### Instructions for the task
Write out the material again exactly, please, and omit the pictures.

■ ■ ■ ■ ■ ■ ■

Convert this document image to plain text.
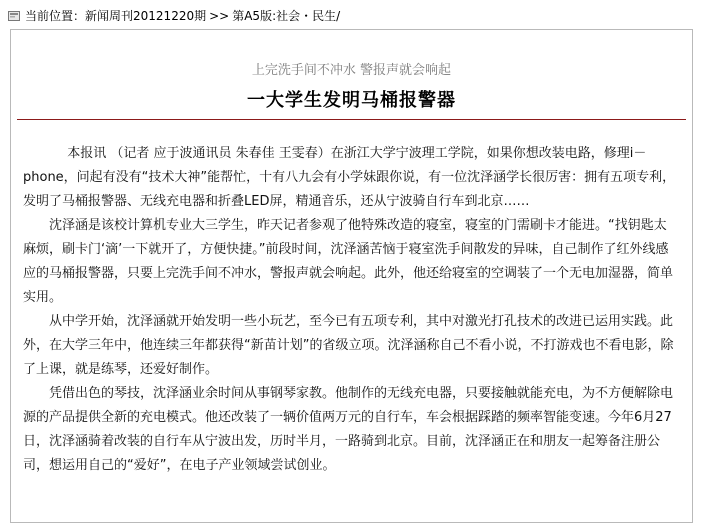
当前位置：新闻周刊20121220期 >> 第A5版:社会・民生/
上完洗手间不冲水 警报声就会响起
一大学生发明马桶报警器

本报讯 （记者 应于波通讯员 朱春佳 王雯春）在浙江大学宁波理工学院，如果你想改装电路，修理i－phone，问起有没有“技术大神”能帮忙，十有八九会有小学妹跟你说，有一位沈泽涵学长很厉害：拥有五项专利，发明了马桶报警器、无线充电器和折叠LED屏，精通音乐，还从宁波骑自行车到北京……

沈泽涵是该校计算机专业大三学生，昨天记者参观了他特殊改造的寝室，寝室的门需刷卡才能进。“找钥匙太麻烦，刷卡门‘滴’一下就开了，方便快捷。”前段时间，沈泽涵苦恼于寝室洗手间散发的异味，自己制作了红外线感应的马桶报警器，只要上完洗手间不冲水，警报声就会响起。此外，他还给寝室的空调装了一个无电加湿器，简单实用。

从中学开始，沈泽涵就开始发明一些小玩艺，至今已有五项专利，其中对激光打孔技术的改进已运用实践。此外，在大学三年中，他连续三年都获得“新苗计划”的省级立项。沈泽涵称自己不看小说，不打游戏也不看电影，除了上课，就是练琴，还爱好制作。

凭借出色的琴技，沈泽涵业余时间从事钢琴家教。他制作的无线充电器，只要接触就能充电，为不方便解除电源的产品提供全新的充电模式。他还改装了一辆价值两万元的自行车，车会根据踩踏的频率智能变速。今年6月27日，沈泽涵骑着改装的自行车从宁波出发，历时半月，一路骑到北京。目前，沈泽涵正在和朋友一起筹备注册公司，想运用自己的“爱好”，在电子产业领域尝试创业。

■ ■ ■ ■ ■ ■ ■

### Output below
Convert this document image to plain text.
当前位置：新闻周刊20121220期 >> 第A5版:社会・民生/
上完洗手间不冲水 警报声就会响起
一大学生发明马桶报警器

本报讯 （记者 应于波通讯员 朱春佳 王雯春）在浙江大学宁波理工学院，如果你想改装电路，修理i－phone，问起有没有“技术大神”能帮忙，十有八九会有小学妹跟你说，有一位沈泽涵学长很厉害：拥有五项专利，发明了马桶报警器、无线充电器和折叠LED屏，精通音乐，还从宁波骑自行车到北京……

沈泽涵是该校计算机专业大三学生，昨天记者参观了他特殊改造的寝室，寝室的门需刷卡才能进。“找钥匙太麻烦，刷卡门‘滴’一下就开了，方便快捷。”前段时间，沈泽涵苦恼于寝室洗手间散发的异味，自己制作了红外线感应的马桶报警器，只要上完洗手间不冲水，警报声就会响起。此外，他还给寝室的空调装了一个无电加湿器，简单实用。

从中学开始，沈泽涵就开始发明一些小玩艺，至今已有五项专利，其中对激光打孔技术的改进已运用实践。此外，在大学三年中，他连续三年都获得“新苗计划”的省级立项。沈泽涵称自己不看小说，不打游戏也不看电影，除了上课，就是练琴，还爱好制作。

凭借出色的琴技，沈泽涵业余时间从事钢琴家教。他制作的无线充电器，只要接触就能充电，为不方便解除电源的产品提供全新的充电模式。他还改装了一辆价值两万元的自行车，车会根据踩踏的频率智能变速。今年6月27日，沈泽涵骑着改装的自行车从宁波出发，历时半月，一路骑到北京。目前，沈泽涵正在和朋友一起筹备注册公司，想运用自己的“爱好”，在电子产业领域尝试创业。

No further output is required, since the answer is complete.